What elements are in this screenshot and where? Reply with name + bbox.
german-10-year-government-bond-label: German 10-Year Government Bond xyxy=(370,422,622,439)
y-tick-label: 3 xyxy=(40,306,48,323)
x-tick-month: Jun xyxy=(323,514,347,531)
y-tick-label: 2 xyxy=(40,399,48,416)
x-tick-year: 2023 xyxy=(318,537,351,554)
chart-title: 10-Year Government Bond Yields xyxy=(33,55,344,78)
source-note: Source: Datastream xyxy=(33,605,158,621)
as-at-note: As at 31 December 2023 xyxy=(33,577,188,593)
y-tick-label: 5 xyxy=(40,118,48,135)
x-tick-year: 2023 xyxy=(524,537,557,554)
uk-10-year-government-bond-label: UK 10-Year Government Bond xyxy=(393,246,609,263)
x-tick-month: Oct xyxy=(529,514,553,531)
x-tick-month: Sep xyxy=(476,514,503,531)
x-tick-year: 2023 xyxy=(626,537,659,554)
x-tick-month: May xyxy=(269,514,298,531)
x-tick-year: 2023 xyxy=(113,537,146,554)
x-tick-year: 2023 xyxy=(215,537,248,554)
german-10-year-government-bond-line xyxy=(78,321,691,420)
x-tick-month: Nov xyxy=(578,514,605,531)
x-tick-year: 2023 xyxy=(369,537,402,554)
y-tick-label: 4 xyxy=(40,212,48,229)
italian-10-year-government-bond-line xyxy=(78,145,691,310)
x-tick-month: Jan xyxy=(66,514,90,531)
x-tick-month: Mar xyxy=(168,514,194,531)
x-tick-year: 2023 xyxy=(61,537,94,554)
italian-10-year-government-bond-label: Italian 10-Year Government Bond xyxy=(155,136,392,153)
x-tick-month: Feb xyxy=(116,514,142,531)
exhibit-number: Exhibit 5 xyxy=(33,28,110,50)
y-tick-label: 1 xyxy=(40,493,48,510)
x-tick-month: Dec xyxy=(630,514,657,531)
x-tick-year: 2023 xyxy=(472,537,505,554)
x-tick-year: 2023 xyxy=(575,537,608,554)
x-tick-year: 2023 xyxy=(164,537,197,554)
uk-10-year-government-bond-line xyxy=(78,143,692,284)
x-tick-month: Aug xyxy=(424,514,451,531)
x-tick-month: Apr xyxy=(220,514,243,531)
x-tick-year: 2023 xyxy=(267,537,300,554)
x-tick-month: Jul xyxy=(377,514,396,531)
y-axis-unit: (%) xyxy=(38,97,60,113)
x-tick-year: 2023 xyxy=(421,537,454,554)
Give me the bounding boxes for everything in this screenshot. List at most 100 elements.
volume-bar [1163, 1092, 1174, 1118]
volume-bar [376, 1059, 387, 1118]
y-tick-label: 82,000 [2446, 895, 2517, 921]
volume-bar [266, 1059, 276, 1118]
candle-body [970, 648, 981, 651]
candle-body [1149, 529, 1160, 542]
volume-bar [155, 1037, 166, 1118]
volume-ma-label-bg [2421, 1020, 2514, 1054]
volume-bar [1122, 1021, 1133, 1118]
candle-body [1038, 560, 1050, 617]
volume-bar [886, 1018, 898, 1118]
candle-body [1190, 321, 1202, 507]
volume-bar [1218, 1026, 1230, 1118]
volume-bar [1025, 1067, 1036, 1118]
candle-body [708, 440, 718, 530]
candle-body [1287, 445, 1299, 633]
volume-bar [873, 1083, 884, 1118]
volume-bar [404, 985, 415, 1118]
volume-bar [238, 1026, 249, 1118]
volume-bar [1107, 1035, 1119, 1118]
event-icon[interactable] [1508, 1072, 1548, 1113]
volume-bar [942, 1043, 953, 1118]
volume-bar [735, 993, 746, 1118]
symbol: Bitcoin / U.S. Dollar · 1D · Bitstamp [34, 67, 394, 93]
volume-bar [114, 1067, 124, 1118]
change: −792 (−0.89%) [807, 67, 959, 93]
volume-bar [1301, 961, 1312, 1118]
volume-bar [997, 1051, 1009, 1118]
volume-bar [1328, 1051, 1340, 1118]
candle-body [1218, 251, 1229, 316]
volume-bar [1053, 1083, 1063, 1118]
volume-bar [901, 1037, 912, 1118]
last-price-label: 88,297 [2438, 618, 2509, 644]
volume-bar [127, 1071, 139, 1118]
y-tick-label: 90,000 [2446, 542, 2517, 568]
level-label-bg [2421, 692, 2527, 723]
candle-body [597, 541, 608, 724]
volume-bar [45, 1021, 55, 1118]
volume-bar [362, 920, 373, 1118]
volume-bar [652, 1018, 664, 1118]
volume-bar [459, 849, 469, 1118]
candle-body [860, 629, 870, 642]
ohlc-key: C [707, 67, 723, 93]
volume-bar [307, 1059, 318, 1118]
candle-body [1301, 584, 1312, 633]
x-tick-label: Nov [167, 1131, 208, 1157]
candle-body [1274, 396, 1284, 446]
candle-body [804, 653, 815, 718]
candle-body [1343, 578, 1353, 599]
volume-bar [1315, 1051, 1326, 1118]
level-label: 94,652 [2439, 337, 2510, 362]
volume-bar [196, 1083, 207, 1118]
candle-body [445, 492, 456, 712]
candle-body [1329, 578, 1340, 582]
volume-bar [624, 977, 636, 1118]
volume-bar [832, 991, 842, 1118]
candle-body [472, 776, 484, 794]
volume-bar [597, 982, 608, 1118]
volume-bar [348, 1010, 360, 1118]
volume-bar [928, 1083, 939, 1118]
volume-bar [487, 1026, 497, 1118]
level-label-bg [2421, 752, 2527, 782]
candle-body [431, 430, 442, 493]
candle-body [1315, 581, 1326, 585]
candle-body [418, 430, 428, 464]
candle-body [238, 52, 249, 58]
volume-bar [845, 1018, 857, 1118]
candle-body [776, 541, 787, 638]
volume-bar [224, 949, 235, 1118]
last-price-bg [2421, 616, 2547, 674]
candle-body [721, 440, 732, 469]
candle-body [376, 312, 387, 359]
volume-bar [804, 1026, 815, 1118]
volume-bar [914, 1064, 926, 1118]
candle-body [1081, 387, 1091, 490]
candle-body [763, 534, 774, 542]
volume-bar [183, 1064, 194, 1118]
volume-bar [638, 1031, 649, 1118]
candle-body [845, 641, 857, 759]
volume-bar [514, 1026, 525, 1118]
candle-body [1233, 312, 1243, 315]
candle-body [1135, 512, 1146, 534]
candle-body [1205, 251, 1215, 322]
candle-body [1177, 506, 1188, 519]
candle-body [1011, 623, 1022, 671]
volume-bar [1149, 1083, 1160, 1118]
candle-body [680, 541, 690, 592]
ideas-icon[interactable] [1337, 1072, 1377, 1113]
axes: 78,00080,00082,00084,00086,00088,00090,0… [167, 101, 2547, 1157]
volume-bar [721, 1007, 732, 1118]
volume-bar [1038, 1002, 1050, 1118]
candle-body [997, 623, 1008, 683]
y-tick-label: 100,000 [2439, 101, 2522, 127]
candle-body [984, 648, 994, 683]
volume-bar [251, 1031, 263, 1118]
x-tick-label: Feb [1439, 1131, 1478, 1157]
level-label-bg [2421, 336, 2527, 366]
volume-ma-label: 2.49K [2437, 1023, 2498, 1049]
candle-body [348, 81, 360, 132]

» **REQUIREMENT**: State how many rows contain the string "interactable", counting only matches with the same upper- and lowercase letters. Reply with the number alone.

» **OUTPUT OF THE TASK**: 2